Dataset rows about figures
================================

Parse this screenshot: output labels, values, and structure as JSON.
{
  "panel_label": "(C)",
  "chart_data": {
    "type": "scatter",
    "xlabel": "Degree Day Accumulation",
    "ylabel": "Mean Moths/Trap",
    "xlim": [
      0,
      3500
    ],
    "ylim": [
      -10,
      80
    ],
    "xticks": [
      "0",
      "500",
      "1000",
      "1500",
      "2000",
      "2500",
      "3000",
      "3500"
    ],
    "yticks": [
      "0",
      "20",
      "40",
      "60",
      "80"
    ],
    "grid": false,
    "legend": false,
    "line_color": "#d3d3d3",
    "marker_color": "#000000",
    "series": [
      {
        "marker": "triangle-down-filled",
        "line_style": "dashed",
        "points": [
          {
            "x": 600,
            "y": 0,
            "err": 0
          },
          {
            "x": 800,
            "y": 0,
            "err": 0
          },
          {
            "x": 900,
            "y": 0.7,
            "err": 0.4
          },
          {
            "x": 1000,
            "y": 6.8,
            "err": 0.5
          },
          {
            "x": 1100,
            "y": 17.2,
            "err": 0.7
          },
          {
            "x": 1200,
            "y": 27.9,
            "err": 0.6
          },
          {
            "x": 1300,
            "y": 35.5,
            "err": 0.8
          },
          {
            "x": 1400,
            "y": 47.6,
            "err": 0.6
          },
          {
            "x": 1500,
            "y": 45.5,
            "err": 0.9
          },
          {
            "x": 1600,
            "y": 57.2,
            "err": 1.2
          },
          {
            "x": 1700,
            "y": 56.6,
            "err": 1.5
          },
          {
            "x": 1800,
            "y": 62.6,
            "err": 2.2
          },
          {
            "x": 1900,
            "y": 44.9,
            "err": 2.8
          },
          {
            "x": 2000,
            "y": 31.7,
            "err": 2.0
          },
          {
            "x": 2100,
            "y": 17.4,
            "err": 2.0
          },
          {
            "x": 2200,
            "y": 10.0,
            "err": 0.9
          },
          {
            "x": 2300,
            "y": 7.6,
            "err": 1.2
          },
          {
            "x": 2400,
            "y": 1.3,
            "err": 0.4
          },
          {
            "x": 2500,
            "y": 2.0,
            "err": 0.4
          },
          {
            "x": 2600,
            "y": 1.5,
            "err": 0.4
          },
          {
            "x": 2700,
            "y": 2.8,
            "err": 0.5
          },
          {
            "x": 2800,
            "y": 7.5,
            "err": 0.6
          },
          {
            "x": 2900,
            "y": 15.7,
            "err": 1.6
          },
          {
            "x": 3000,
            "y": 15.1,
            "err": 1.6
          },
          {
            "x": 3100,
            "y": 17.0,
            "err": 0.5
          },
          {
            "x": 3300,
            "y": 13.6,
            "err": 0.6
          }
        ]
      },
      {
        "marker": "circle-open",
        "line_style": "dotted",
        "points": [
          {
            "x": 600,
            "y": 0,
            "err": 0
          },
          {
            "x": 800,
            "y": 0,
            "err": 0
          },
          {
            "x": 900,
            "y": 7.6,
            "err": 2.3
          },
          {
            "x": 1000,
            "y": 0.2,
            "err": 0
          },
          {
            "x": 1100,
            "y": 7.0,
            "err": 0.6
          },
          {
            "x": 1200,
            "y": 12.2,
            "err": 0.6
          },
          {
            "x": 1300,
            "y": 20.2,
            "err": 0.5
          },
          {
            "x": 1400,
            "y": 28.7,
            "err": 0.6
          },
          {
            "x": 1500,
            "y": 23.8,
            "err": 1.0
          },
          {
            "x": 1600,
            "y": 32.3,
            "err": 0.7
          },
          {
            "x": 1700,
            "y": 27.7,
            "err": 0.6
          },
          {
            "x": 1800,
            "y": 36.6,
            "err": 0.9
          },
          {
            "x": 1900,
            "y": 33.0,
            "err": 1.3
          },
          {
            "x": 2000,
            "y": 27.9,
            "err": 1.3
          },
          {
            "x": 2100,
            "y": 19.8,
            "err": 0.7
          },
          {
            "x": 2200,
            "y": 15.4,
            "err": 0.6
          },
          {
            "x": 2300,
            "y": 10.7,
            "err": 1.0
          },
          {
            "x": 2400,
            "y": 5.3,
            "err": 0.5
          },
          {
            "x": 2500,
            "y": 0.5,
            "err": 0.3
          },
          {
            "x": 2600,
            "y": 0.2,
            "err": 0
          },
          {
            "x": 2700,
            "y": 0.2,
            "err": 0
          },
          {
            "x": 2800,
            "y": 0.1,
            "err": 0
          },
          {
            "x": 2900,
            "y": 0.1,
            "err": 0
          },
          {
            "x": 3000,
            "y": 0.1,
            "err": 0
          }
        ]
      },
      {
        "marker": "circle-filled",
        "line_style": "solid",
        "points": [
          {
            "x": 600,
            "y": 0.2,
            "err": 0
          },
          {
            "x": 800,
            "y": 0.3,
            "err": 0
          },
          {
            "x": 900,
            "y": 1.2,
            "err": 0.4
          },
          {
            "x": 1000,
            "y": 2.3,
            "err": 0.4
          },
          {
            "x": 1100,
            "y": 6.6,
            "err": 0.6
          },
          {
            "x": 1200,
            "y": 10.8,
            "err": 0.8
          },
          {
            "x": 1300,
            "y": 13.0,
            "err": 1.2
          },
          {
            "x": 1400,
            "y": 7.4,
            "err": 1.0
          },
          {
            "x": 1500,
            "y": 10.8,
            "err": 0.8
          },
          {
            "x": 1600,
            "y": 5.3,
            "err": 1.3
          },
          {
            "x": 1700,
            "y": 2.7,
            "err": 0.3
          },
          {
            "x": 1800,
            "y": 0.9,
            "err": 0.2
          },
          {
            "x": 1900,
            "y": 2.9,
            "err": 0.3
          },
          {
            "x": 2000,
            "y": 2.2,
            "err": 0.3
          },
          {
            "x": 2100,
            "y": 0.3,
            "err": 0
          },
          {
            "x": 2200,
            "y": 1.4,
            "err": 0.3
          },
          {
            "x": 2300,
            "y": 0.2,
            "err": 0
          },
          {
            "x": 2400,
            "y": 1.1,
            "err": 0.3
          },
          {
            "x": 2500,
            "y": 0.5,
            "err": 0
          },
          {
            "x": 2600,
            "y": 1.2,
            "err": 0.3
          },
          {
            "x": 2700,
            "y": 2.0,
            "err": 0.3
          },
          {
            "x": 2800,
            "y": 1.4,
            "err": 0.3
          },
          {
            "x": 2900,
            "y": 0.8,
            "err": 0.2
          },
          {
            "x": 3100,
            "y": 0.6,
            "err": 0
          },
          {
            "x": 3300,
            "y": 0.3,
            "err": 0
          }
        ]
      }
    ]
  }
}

================================

[WRITTEN INSTRUCTION]: Reproduce the data shown above exactly.

[FULL SOLUTION]:
Parse this screenshot: output labels, values, and structure as JSON.
{
  "panel_label": "(C)",
  "chart_data": {
    "type": "scatter",
    "xlabel": "Degree Day Accumulation",
    "ylabel": "Mean Moths/Trap",
    "xlim": [
      0,
      3500
    ],
    "ylim": [
      -10,
      80
    ],
    "xticks": [
      "0",
      "500",
      "1000",
      "1500",
      "2000",
      "2500",
      "3000",
      "3500"
    ],
    "yticks": [
      "0",
      "20",
      "40",
      "60",
      "80"
    ],
    "grid": false,
    "legend": false,
    "line_color": "#d3d3d3",
    "marker_color": "#000000",
    "series": [
      {
        "marker": "triangle-down-filled",
        "line_style": "dashed",
        "points": [
          {
            "x": 600,
            "y": 0,
            "err": 0
          },
          {
            "x": 800,
            "y": 0,
            "err": 0
          },
          {
            "x": 900,
            "y": 0.7,
            "err": 0.4
          },
          {
            "x": 1000,
            "y": 6.8,
            "err": 0.5
          },
          {
            "x": 1100,
            "y": 17.2,
            "err": 0.7
          },
          {
            "x": 1200,
            "y": 27.9,
            "err": 0.6
          },
          {
            "x": 1300,
            "y": 35.5,
            "err": 0.8
          },
          {
            "x": 1400,
            "y": 47.6,
            "err": 0.6
          },
          {
            "x": 1500,
            "y": 45.5,
            "err": 0.9
          },
          {
            "x": 1600,
            "y": 57.2,
            "err": 1.2
          },
          {
            "x": 1700,
            "y": 56.6,
            "err": 1.5
          },
          {
            "x": 1800,
            "y": 62.6,
            "err": 2.2
          },
          {
            "x": 1900,
            "y": 44.9,
            "err": 2.8
          },
          {
            "x": 2000,
            "y": 31.7,
            "err": 2.0
          },
          {
            "x": 2100,
            "y": 17.4,
            "err": 2.0
          },
          {
            "x": 2200,
            "y": 10.0,
            "err": 0.9
          },
          {
            "x": 2300,
            "y": 7.6,
            "err": 1.2
          },
          {
            "x": 2400,
            "y": 1.3,
            "err": 0.4
          },
          {
            "x": 2500,
            "y": 2.0,
            "err": 0.4
          },
          {
            "x": 2600,
            "y": 1.5,
            "err": 0.4
          },
          {
            "x": 2700,
            "y": 2.8,
            "err": 0.5
          },
          {
            "x": 2800,
            "y": 7.5,
            "err": 0.6
          },
          {
            "x": 2900,
            "y": 15.7,
            "err": 1.6
          },
          {
            "x": 3000,
            "y": 15.1,
            "err": 1.6
          },
          {
            "x": 3100,
            "y": 17.0,
            "err": 0.5
          },
          {
            "x": 3300,
            "y": 13.6,
            "err": 0.6
          }
        ]
      },
      {
        "marker": "circle-open",
        "line_style": "dotted",
        "points": [
          {
            "x": 600,
            "y": 0,
            "err": 0
          },
          {
            "x": 800,
            "y": 0,
            "err": 0
          },
          {
            "x": 900,
            "y": 7.6,
            "err": 2.3
          },
          {
            "x": 1000,
            "y": 0.2,
            "err": 0
          },
          {
            "x": 1100,
            "y": 7.0,
            "err": 0.6
          },
          {
            "x": 1200,
            "y": 12.2,
            "err": 0.6
          },
          {
            "x": 1300,
            "y": 20.2,
            "err": 0.5
          },
          {
            "x": 1400,
            "y": 28.7,
            "err": 0.6
          },
          {
            "x": 1500,
            "y": 23.8,
            "err": 1.0
          },
          {
            "x": 1600,
            "y": 32.3,
            "err": 0.7
          },
          {
            "x": 1700,
            "y": 27.7,
            "err": 0.6
          },
          {
            "x": 1800,
            "y": 36.6,
            "err": 0.9
          },
          {
            "x": 1900,
            "y": 33.0,
            "err": 1.3
          },
          {
            "x": 2000,
            "y": 27.9,
            "err": 1.3
          },
          {
            "x": 2100,
            "y": 19.8,
            "err": 0.7
          },
          {
            "x": 2200,
            "y": 15.4,
            "err": 0.6
          },
          {
            "x": 2300,
            "y": 10.7,
            "err": 1.0
          },
          {
            "x": 2400,
            "y": 5.3,
            "err": 0.5
          },
          {
            "x": 2500,
            "y": 0.5,
            "err": 0.3
          },
          {
            "x": 2600,
            "y": 0.2,
            "err": 0
          },
          {
            "x": 2700,
            "y": 0.2,
            "err": 0
          },
          {
            "x": 2800,
            "y": 0.1,
            "err": 0
          },
          {
            "x": 2900,
            "y": 0.1,
            "err": 0
          },
          {
            "x": 3000,
            "y": 0.1,
            "err": 0
          }
        ]
      },
      {
        "marker": "circle-filled",
        "line_style": "solid",
        "points": [
          {
            "x": 600,
            "y": 0.2,
            "err": 0
          },
          {
            "x": 800,
            "y": 0.3,
            "err": 0
          },
          {
            "x": 900,
            "y": 1.2,
            "err": 0.4
          },
          {
            "x": 1000,
            "y": 2.3,
            "err": 0.4
          },
          {
            "x": 1100,
            "y": 6.6,
            "err": 0.6
          },
          {
            "x": 1200,
            "y": 10.8,
            "err": 0.8
          },
          {
            "x": 1300,
            "y": 13.0,
            "err": 1.2
          },
          {
            "x": 1400,
            "y": 7.4,
            "err": 1.0
          },
          {
            "x": 1500,
            "y": 10.8,
            "err": 0.8
          },
          {
            "x": 1600,
            "y": 5.3,
            "err": 1.3
          },
          {
            "x": 1700,
            "y": 2.7,
            "err": 0.3
          },
          {
            "x": 1800,
            "y": 0.9,
            "err": 0.2
          },
          {
            "x": 1900,
            "y": 2.9,
            "err": 0.3
          },
          {
            "x": 2000,
            "y": 2.2,
            "err": 0.3
          },
          {
            "x": 2100,
            "y": 0.3,
            "err": 0
          },
          {
            "x": 2200,
            "y": 1.4,
            "err": 0.3
          },
          {
            "x": 2300,
            "y": 0.2,
            "err": 0
          },
          {
            "x": 2400,
            "y": 1.1,
            "err": 0.3
          },
          {
            "x": 2500,
            "y": 0.5,
            "err": 0
          },
          {
            "x": 2600,
            "y": 1.2,
            "err": 0.3
          },
          {
            "x": 2700,
            "y": 2.0,
            "err": 0.3
          },
          {
            "x": 2800,
            "y": 1.4,
            "err": 0.3
          },
          {
            "x": 2900,
            "y": 0.8,
            "err": 0.2
          },
          {
            "x": 3100,
            "y": 0.6,
            "err": 0
          },
          {
            "x": 3300,
            "y": 0.3,
            "err": 0
          }
        ]
      }
    ]
  }
}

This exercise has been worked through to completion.